> DIRECTIVE: Below are some entries. Copy each line that holds the string "list".

> INFORMATION GIVEN:
——

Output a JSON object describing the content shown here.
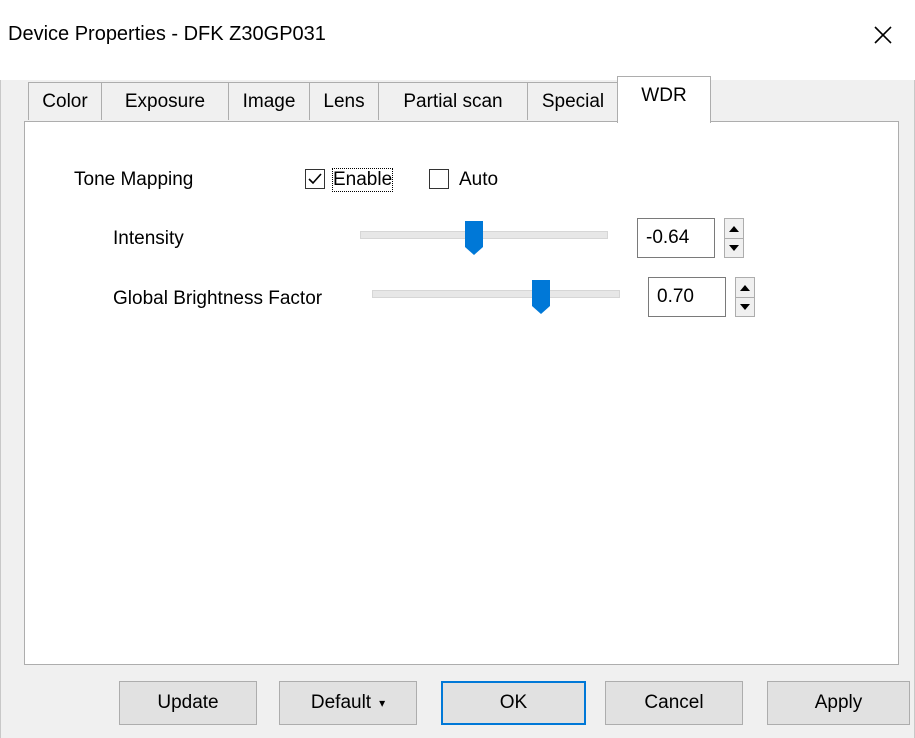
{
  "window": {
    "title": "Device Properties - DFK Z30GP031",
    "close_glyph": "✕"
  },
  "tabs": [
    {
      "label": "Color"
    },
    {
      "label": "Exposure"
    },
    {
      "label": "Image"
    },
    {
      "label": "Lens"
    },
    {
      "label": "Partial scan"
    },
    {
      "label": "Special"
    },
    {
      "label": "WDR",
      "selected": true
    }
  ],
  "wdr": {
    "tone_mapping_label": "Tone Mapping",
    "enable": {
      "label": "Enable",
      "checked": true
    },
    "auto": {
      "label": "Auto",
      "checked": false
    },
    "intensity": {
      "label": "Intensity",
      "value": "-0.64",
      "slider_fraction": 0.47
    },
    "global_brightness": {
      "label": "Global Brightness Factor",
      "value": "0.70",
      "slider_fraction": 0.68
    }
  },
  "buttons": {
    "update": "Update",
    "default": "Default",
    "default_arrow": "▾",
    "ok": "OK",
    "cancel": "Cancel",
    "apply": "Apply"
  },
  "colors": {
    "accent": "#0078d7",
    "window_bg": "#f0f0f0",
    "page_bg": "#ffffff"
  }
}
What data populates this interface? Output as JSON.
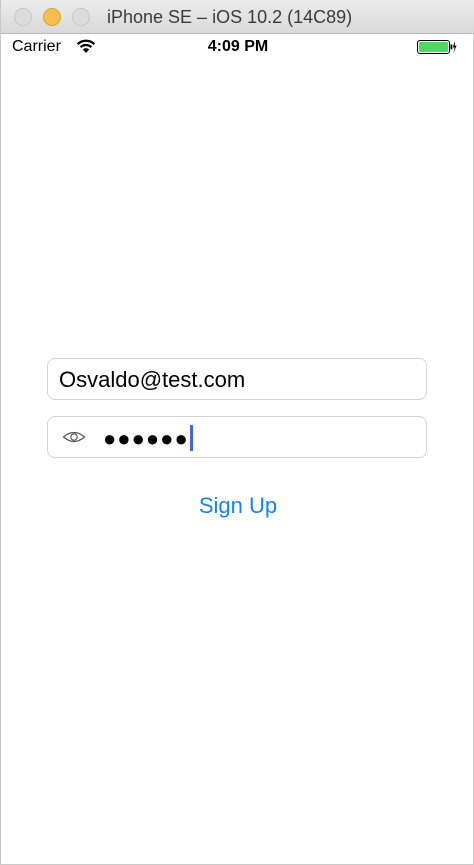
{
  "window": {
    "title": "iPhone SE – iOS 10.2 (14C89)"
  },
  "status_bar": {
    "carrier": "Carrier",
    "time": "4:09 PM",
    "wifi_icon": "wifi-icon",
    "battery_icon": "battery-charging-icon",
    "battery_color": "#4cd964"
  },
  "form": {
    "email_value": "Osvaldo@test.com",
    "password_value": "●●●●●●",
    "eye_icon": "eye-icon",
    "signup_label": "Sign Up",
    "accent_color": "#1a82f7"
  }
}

——

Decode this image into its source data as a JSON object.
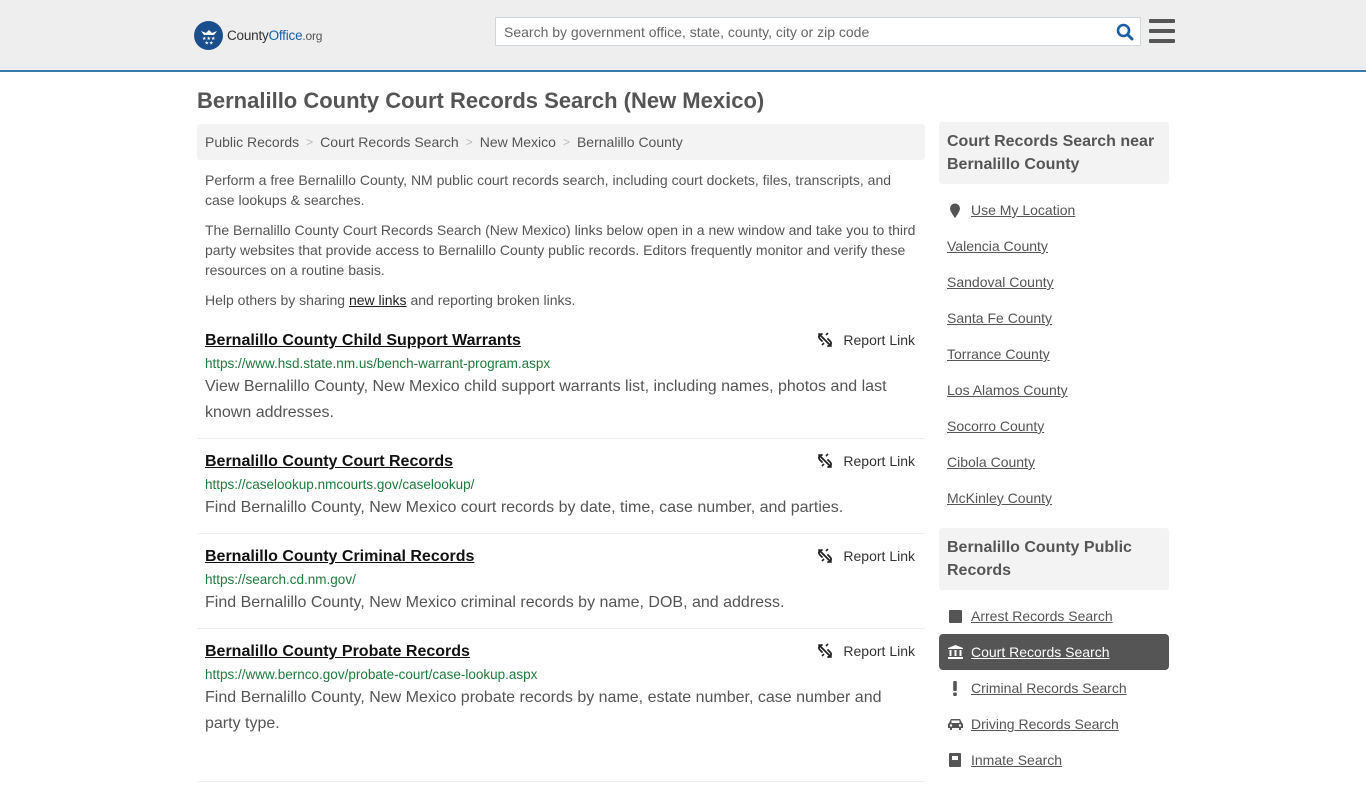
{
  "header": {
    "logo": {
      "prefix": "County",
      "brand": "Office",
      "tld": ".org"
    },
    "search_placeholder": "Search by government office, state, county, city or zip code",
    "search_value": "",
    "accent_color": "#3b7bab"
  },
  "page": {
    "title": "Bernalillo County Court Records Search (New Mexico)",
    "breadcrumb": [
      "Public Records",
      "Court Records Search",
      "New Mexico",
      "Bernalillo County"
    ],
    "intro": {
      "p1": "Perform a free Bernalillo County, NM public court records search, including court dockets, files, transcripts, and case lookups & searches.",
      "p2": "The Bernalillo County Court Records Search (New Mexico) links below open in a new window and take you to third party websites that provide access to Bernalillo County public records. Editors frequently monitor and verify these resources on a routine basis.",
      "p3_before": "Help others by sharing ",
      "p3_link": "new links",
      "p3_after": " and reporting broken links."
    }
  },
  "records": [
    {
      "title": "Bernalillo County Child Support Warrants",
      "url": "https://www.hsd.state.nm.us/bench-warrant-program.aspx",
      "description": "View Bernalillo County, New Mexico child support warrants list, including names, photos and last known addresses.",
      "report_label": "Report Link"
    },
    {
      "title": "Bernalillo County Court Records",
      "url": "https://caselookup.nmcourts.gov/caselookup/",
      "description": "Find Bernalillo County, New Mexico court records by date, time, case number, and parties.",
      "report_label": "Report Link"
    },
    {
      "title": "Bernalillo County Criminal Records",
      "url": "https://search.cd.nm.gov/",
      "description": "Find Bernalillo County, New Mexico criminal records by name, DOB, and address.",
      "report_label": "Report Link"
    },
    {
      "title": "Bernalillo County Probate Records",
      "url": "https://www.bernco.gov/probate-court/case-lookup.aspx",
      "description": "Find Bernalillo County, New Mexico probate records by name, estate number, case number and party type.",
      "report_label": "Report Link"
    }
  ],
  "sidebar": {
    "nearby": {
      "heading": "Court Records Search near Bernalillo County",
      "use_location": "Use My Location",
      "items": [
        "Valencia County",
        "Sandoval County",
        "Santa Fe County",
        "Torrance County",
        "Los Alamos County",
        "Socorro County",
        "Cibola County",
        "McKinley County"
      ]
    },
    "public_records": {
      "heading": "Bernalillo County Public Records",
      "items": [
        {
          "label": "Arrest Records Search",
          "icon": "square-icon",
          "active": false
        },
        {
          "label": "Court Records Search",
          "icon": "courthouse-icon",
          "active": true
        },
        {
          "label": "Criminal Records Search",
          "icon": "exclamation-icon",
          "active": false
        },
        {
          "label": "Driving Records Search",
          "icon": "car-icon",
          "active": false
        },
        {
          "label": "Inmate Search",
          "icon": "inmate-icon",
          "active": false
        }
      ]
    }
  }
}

——

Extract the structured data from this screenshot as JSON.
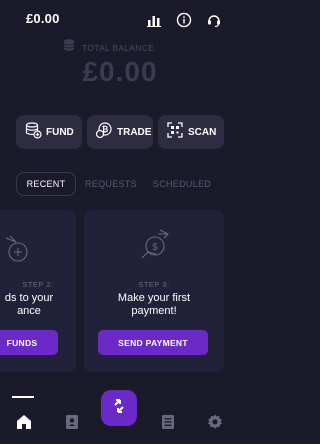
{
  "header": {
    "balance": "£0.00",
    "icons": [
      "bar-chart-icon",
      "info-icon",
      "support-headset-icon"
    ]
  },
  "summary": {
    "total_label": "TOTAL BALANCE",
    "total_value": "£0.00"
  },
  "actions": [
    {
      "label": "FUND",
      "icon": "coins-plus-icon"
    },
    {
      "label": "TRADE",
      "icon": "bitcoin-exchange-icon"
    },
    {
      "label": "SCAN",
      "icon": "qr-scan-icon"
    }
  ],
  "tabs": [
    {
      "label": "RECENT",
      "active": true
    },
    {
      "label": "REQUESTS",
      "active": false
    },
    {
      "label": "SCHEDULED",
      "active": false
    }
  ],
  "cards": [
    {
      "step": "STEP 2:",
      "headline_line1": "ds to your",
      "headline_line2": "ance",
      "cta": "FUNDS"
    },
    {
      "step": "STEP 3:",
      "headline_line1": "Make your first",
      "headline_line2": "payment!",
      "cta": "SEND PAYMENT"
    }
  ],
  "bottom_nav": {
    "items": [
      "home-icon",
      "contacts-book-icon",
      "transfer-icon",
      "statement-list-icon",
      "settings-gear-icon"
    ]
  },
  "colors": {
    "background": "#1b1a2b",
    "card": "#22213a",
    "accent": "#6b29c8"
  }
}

——

> OUTPUT:
      "description": "View Bernalillo County, New Mexico child support warrants list, including names, photos and last known addresses.",
      "statement-list-icon",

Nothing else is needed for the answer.